** Start Records supplied **
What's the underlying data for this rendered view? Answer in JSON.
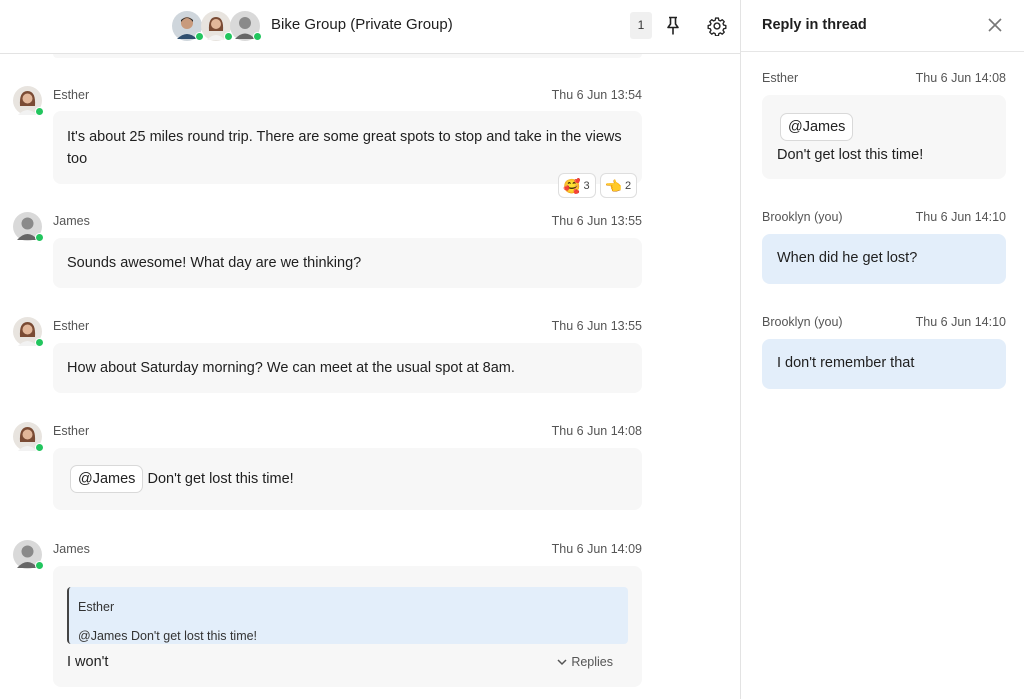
{
  "header": {
    "group_title": "Bike Group (Private Group)",
    "pin_count": "1",
    "icons": [
      "pin-icon",
      "gear-icon"
    ]
  },
  "messages": [
    {
      "sender": "Esther",
      "time": "Thu 6 Jun 13:54",
      "text": "It's about 25 miles round trip. There are some great spots to stop and take in the views too",
      "reactions": [
        {
          "emoji": "🥰",
          "count": "3"
        },
        {
          "emoji": "👈",
          "count": "2"
        }
      ]
    },
    {
      "sender": "James",
      "time": "Thu 6 Jun 13:55",
      "text": "Sounds awesome! What day are we thinking?"
    },
    {
      "sender": "Esther",
      "time": "Thu 6 Jun 13:55",
      "text": "How about Saturday morning? We can meet at the usual spot at 8am."
    },
    {
      "sender": "Esther",
      "time": "Thu 6 Jun 14:08",
      "mention": "@James",
      "text": "Don't get lost this time!"
    },
    {
      "sender": "James",
      "time": "Thu 6 Jun 14:09",
      "quote_name": "Esther",
      "quote_text": "@James Don't get lost this time!",
      "text": "I won't",
      "replies_label": "Replies"
    }
  ],
  "thread": {
    "title": "Reply in thread",
    "messages": [
      {
        "sender": "Esther",
        "time": "Thu 6 Jun 14:08",
        "mention": "@James",
        "text": "Don't get lost this time!"
      },
      {
        "sender": "Brooklyn (you)",
        "time": "Thu 6 Jun 14:10",
        "text": "When did he get lost?"
      },
      {
        "sender": "Brooklyn (you)",
        "time": "Thu 6 Jun 14:10",
        "text": "I don't remember that"
      }
    ]
  },
  "colors": {
    "online": "#22c55e",
    "bubble_grey": "#f7f7f7",
    "bubble_blue": "#e3eefa"
  }
}
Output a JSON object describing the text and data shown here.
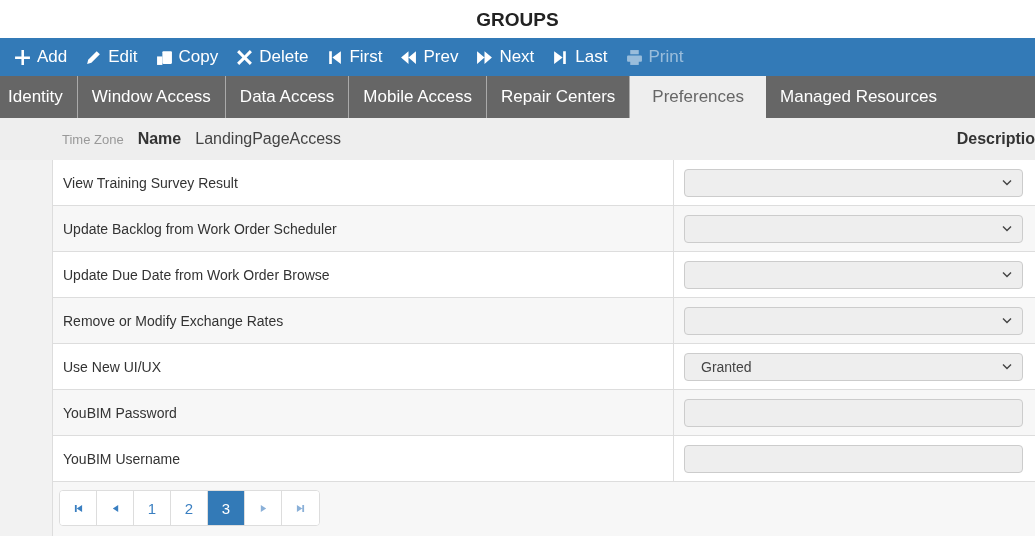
{
  "title": "GROUPS",
  "toolbar": [
    {
      "label": "Add",
      "kind": "plus",
      "disabled": false
    },
    {
      "label": "Edit",
      "kind": "pencil",
      "disabled": false
    },
    {
      "label": "Copy",
      "kind": "copy",
      "disabled": false
    },
    {
      "label": "Delete",
      "kind": "times",
      "disabled": false
    },
    {
      "label": "First",
      "kind": "first",
      "disabled": false
    },
    {
      "label": "Prev",
      "kind": "prev",
      "disabled": false
    },
    {
      "label": "Next",
      "kind": "next",
      "disabled": false
    },
    {
      "label": "Last",
      "kind": "last",
      "disabled": false
    },
    {
      "label": "Print",
      "kind": "print",
      "disabled": true
    }
  ],
  "tabs": [
    {
      "label": "Identity",
      "selected": false
    },
    {
      "label": "Window Access",
      "selected": false
    },
    {
      "label": "Data Access",
      "selected": false
    },
    {
      "label": "Mobile Access",
      "selected": false
    },
    {
      "label": "Repair Centers",
      "selected": false
    },
    {
      "label": "Preferences",
      "selected": true
    },
    {
      "label": "Managed Resources",
      "selected": false
    }
  ],
  "header": {
    "faded_label": "Time Zone",
    "name_label": "Name",
    "name_value": "LandingPageAccess",
    "description_label": "Descriptio"
  },
  "rows": [
    {
      "label": "View Training Survey Result",
      "kind": "select",
      "value": ""
    },
    {
      "label": "Update Backlog from Work Order Scheduler",
      "kind": "select",
      "value": ""
    },
    {
      "label": "Update Due Date from Work Order Browse",
      "kind": "select",
      "value": ""
    },
    {
      "label": "Remove or Modify Exchange Rates",
      "kind": "select",
      "value": ""
    },
    {
      "label": "Use New UI/UX",
      "kind": "select",
      "value": "Granted"
    },
    {
      "label": "YouBIM Password",
      "kind": "text",
      "value": ""
    },
    {
      "label": "YouBIM Username",
      "kind": "text",
      "value": ""
    }
  ],
  "pager": [
    {
      "kind": "first",
      "selected": false
    },
    {
      "kind": "prev",
      "selected": false
    },
    {
      "kind": "page",
      "label": "1",
      "selected": false
    },
    {
      "kind": "page",
      "label": "2",
      "selected": false
    },
    {
      "kind": "page",
      "label": "3",
      "selected": true
    },
    {
      "kind": "next",
      "selected": false
    },
    {
      "kind": "last",
      "selected": false
    }
  ]
}
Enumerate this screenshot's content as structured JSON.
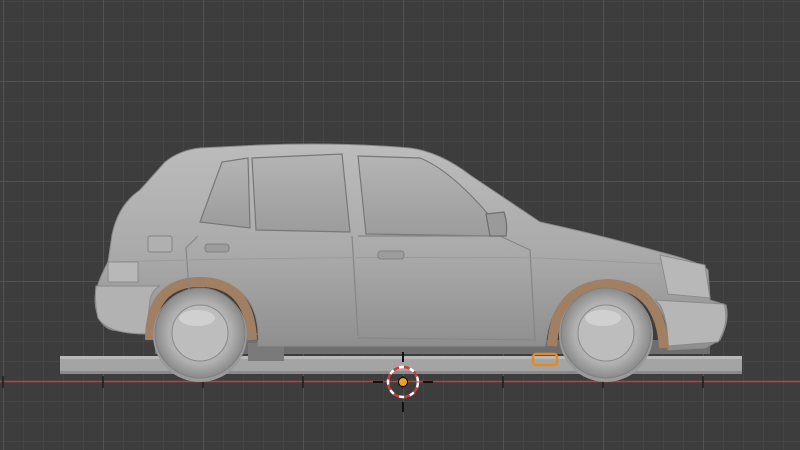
{
  "viewport": {
    "background_color": "#3d3d3d",
    "grid_minor_color": "#454545",
    "grid_major_color": "#525252",
    "x_axis_color": "#c93a3a",
    "selection_color": "#e8891b",
    "model_color": "#a8a8a8",
    "rust_color": "#a07f62",
    "cursor_icon": "3d-cursor-icon",
    "origin_icon": "object-origin-icon"
  }
}
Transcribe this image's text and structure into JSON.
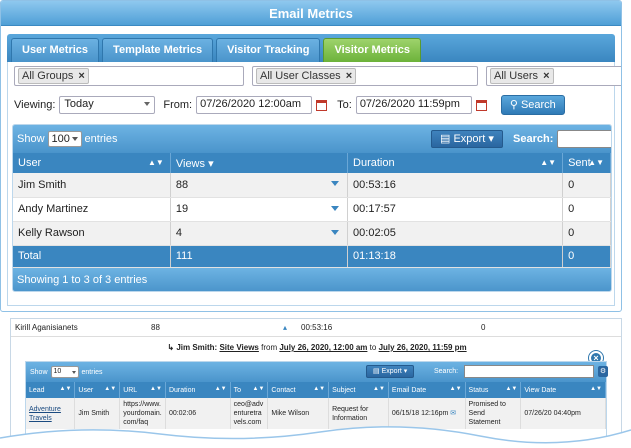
{
  "window": {
    "title": "Email Metrics"
  },
  "tabs": [
    {
      "label": "User Metrics",
      "active": false
    },
    {
      "label": "Template Metrics",
      "active": false
    },
    {
      "label": "Visitor Tracking",
      "active": false
    },
    {
      "label": "Visitor Metrics",
      "active": true
    }
  ],
  "filters": {
    "groups": "All Groups",
    "user_classes": "All User Classes",
    "users": "All Users"
  },
  "viewing": {
    "label": "Viewing:",
    "value": "Today",
    "from_label": "From:",
    "from_value": "07/26/2020 12:00am",
    "to_label": "To:",
    "to_value": "07/26/2020 11:59pm",
    "search_label": "Search"
  },
  "grid": {
    "show_label": "Show",
    "entries_value": "100",
    "entries_label": "entries",
    "export_label": "Export",
    "search_label": "Search:",
    "columns": [
      "User",
      "Views",
      "Duration",
      "Sent"
    ],
    "rows": [
      {
        "user": "Jim Smith",
        "views": "88",
        "duration": "00:53:16",
        "sent": "0"
      },
      {
        "user": "Andy Martinez",
        "views": "19",
        "duration": "00:17:57",
        "sent": "0"
      },
      {
        "user": "Kelly Rawson",
        "views": "4",
        "duration": "00:02:05",
        "sent": "0"
      }
    ],
    "total": {
      "label": "Total",
      "views": "111",
      "duration": "01:13:18",
      "sent": "0"
    },
    "footer": "Showing 1 to 3 of 3 entries"
  },
  "panel2": {
    "row": {
      "user": "Kirill Aganisianets",
      "views": "88",
      "duration": "00:53:16",
      "sent": "0"
    },
    "detail_title": {
      "name": "Jim Smith:",
      "site_views": "Site Views",
      "from": "from",
      "start": "July 26, 2020, 12:00 am",
      "to": "to",
      "end": "July 26, 2020, 11:59 pm"
    },
    "toolbar": {
      "show_label": "Show",
      "entries_value": "10",
      "entries_label": "entries",
      "export_label": "Export",
      "search_label": "Search:"
    },
    "columns": [
      "Lead",
      "User",
      "URL",
      "Duration",
      "To",
      "Contact",
      "Subject",
      "Email Date",
      "Status",
      "View Date"
    ],
    "rows": [
      {
        "lead": "Adventure Travels",
        "user": "Jim Smith",
        "url": "https://www.yourdomain.com/faq",
        "duration": "00:02:06",
        "to": "ceo@adventuretravels.com",
        "contact": "Mike Wilson",
        "subject": "Request for Information",
        "email_date": "06/15/18 12:16pm",
        "status": "Promised to Send Statement",
        "view_date": "07/26/20 04:40pm"
      }
    ]
  },
  "colors": {
    "header_blue": "#3a86c0",
    "active_tab_green": "#6cb23a",
    "title_bar": "#4f9fd6"
  }
}
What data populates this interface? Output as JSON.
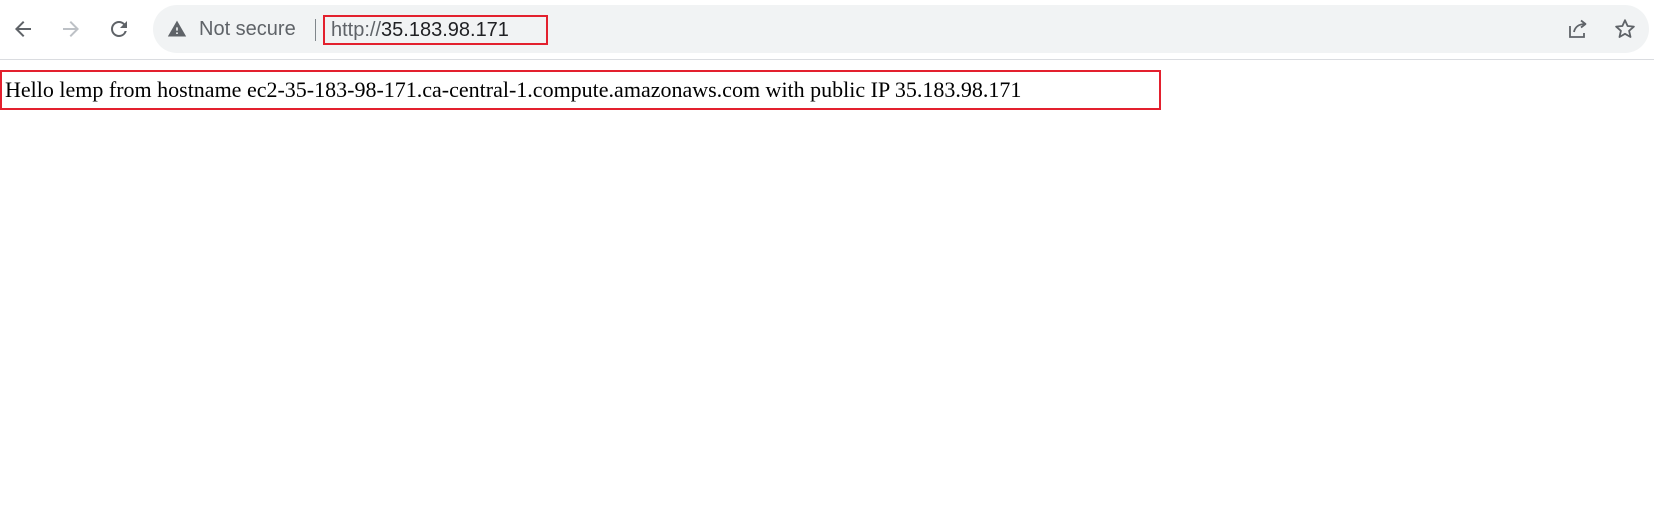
** End Records supplied **
== The problem ==
Reproduce every line of the material precisely, omitting its pictures.

== Correct answer ==
What's the underlying data for this rendered view? Answer in JSON.
{
  "header": {
    "group_title": "Bike Group (Private Group)",
    "pin_count": "1",
    "icons": [
      "pin-icon",
      "gear-icon"
    ]
  },
  "messages": [
    {
      "sender": "Esther",
      "time": "Thu 6 Jun 13:54",
      "text": "It's about 25 miles round trip. There are some great spots to stop and take in the views too",
      "reactions": [
        {
          "emoji": "🥰",
          "count": "3"
        },
        {
          "emoji": "👈",
          "count": "2"
        }
      ]
    },
    {
      "sender": "James",
      "time": "Thu 6 Jun 13:55",
      "text": "Sounds awesome! What day are we thinking?"
    },
    {
      "sender": "Esther",
      "time": "Thu 6 Jun 13:55",
      "text": "How about Saturday morning? We can meet at the usual spot at 8am."
    },
    {
      "sender": "Esther",
      "time": "Thu 6 Jun 14:08",
      "mention": "@James",
      "text": "Don't get lost this time!"
    },
    {
      "sender": "James",
      "time": "Thu 6 Jun 14:09",
      "quote_name": "Esther",
      "quote_text": "@James Don't get lost this time!",
      "text": "I won't",
      "replies_label": "Replies"
    }
  ],
  "thread": {
    "title": "Reply in thread",
    "messages": [
      {
        "sender": "Esther",
        "time": "Thu 6 Jun 14:08",
        "mention": "@James",
        "text": "Don't get lost this time!"
      },
      {
        "sender": "Brooklyn (you)",
        "time": "Thu 6 Jun 14:10",
        "text": "When did he get lost?"
      },
      {
        "sender": "Brooklyn (you)",
        "time": "Thu 6 Jun 14:10",
        "text": "I don't remember that"
      }
    ]
  },
  "colors": {
    "online": "#22c55e",
    "bubble_grey": "#f7f7f7",
    "bubble_blue": "#e3eefa"
  }
}
Output a JSON object describing the text and data shown here.
{
  "title": "GROUPS",
  "toolbar": [
    {
      "label": "Add",
      "kind": "plus",
      "disabled": false
    },
    {
      "label": "Edit",
      "kind": "pencil",
      "disabled": false
    },
    {
      "label": "Copy",
      "kind": "copy",
      "disabled": false
    },
    {
      "label": "Delete",
      "kind": "times",
      "disabled": false
    },
    {
      "label": "First",
      "kind": "first",
      "disabled": false
    },
    {
      "label": "Prev",
      "kind": "prev",
      "disabled": false
    },
    {
      "label": "Next",
      "kind": "next",
      "disabled": false
    },
    {
      "label": "Last",
      "kind": "last",
      "disabled": false
    },
    {
      "label": "Print",
      "kind": "print",
      "disabled": true
    }
  ],
  "tabs": [
    {
      "label": "Identity",
      "selected": false
    },
    {
      "label": "Window Access",
      "selected": false
    },
    {
      "label": "Data Access",
      "selected": false
    },
    {
      "label": "Mobile Access",
      "selected": false
    },
    {
      "label": "Repair Centers",
      "selected": false
    },
    {
      "label": "Preferences",
      "selected": true
    },
    {
      "label": "Managed Resources",
      "selected": false
    }
  ],
  "header": {
    "faded_label": "Time Zone",
    "name_label": "Name",
    "name_value": "LandingPageAccess",
    "description_label": "Descriptio"
  },
  "rows": [
    {
      "label": "View Training Survey Result",
      "kind": "select",
      "value": ""
    },
    {
      "label": "Update Backlog from Work Order Scheduler",
      "kind": "select",
      "value": ""
    },
    {
      "label": "Update Due Date from Work Order Browse",
      "kind": "select",
      "value": ""
    },
    {
      "label": "Remove or Modify Exchange Rates",
      "kind": "select",
      "value": ""
    },
    {
      "label": "Use New UI/UX",
      "kind": "select",
      "value": "Granted"
    },
    {
      "label": "YouBIM Password",
      "kind": "text",
      "value": ""
    },
    {
      "label": "YouBIM Username",
      "kind": "text",
      "value": ""
    }
  ],
  "pager": [
    {
      "kind": "first",
      "selected": false
    },
    {
      "kind": "prev",
      "selected": false
    },
    {
      "kind": "page",
      "label": "1",
      "selected": false
    },
    {
      "kind": "page",
      "label": "2",
      "selected": false
    },
    {
      "kind": "page",
      "label": "3",
      "selected": true
    },
    {
      "kind": "next",
      "selected": false
    },
    {
      "kind": "last",
      "selected": false
    }
  ]
}
Enumerate this screenshot's content as structured JSON.
{
  "viewport": {
    "background_color": "#3d3d3d",
    "grid_minor_color": "#454545",
    "grid_major_color": "#525252",
    "x_axis_color": "#c93a3a",
    "selection_color": "#e8891b",
    "model_color": "#a8a8a8",
    "rust_color": "#a07f62",
    "cursor_icon": "3d-cursor-icon",
    "origin_icon": "object-origin-icon"
  }
}
Transcribe this image's text and structure into JSON.
{
  "window": {
    "title": "Email Metrics"
  },
  "tabs": [
    {
      "label": "User Metrics",
      "active": false
    },
    {
      "label": "Template Metrics",
      "active": false
    },
    {
      "label": "Visitor Tracking",
      "active": false
    },
    {
      "label": "Visitor Metrics",
      "active": true
    }
  ],
  "filters": {
    "groups": "All Groups",
    "user_classes": "All User Classes",
    "users": "All Users"
  },
  "viewing": {
    "label": "Viewing:",
    "value": "Today",
    "from_label": "From:",
    "from_value": "07/26/2020 12:00am",
    "to_label": "To:",
    "to_value": "07/26/2020 11:59pm",
    "search_label": "Search"
  },
  "grid": {
    "show_label": "Show",
    "entries_value": "100",
    "entries_label": "entries",
    "export_label": "Export",
    "search_label": "Search:",
    "columns": [
      "User",
      "Views",
      "Duration",
      "Sent"
    ],
    "rows": [
      {
        "user": "Jim Smith",
        "views": "88",
        "duration": "00:53:16",
        "sent": "0"
      },
      {
        "user": "Andy Martinez",
        "views": "19",
        "duration": "00:17:57",
        "sent": "0"
      },
      {
        "user": "Kelly Rawson",
        "views": "4",
        "duration": "00:02:05",
        "sent": "0"
      }
    ],
    "total": {
      "label": "Total",
      "views": "111",
      "duration": "01:13:18",
      "sent": "0"
    },
    "footer": "Showing 1 to 3 of 3 entries"
  },
  "panel2": {
    "row": {
      "user": "Kirill Aganisianets",
      "views": "88",
      "duration": "00:53:16",
      "sent": "0"
    },
    "detail_title": {
      "name": "Jim Smith:",
      "site_views": "Site Views",
      "from": "from",
      "start": "July 26, 2020, 12:00 am",
      "to": "to",
      "end": "July 26, 2020, 11:59 pm"
    },
    "toolbar": {
      "show_label": "Show",
      "entries_value": "10",
      "entries_label": "entries",
      "export_label": "Export",
      "search_label": "Search:"
    },
    "columns": [
      "Lead",
      "User",
      "URL",
      "Duration",
      "To",
      "Contact",
      "Subject",
      "Email Date",
      "Status",
      "View Date"
    ],
    "rows": [
      {
        "lead": "Adventure Travels",
        "user": "Jim Smith",
        "url": "https://www.yourdomain.com/faq",
        "duration": "00:02:06",
        "to": "ceo@adventuretravels.com",
        "contact": "Mike Wilson",
        "subject": "Request for Information",
        "email_date": "06/15/18 12:16pm",
        "status": "Promised to Send Statement",
        "view_date": "07/26/20 04:40pm"
      }
    ]
  },
  "colors": {
    "header_blue": "#3a86c0",
    "active_tab_green": "#6cb23a",
    "title_bar": "#4f9fd6"
  }
}
What data populates this interface? Output as JSON.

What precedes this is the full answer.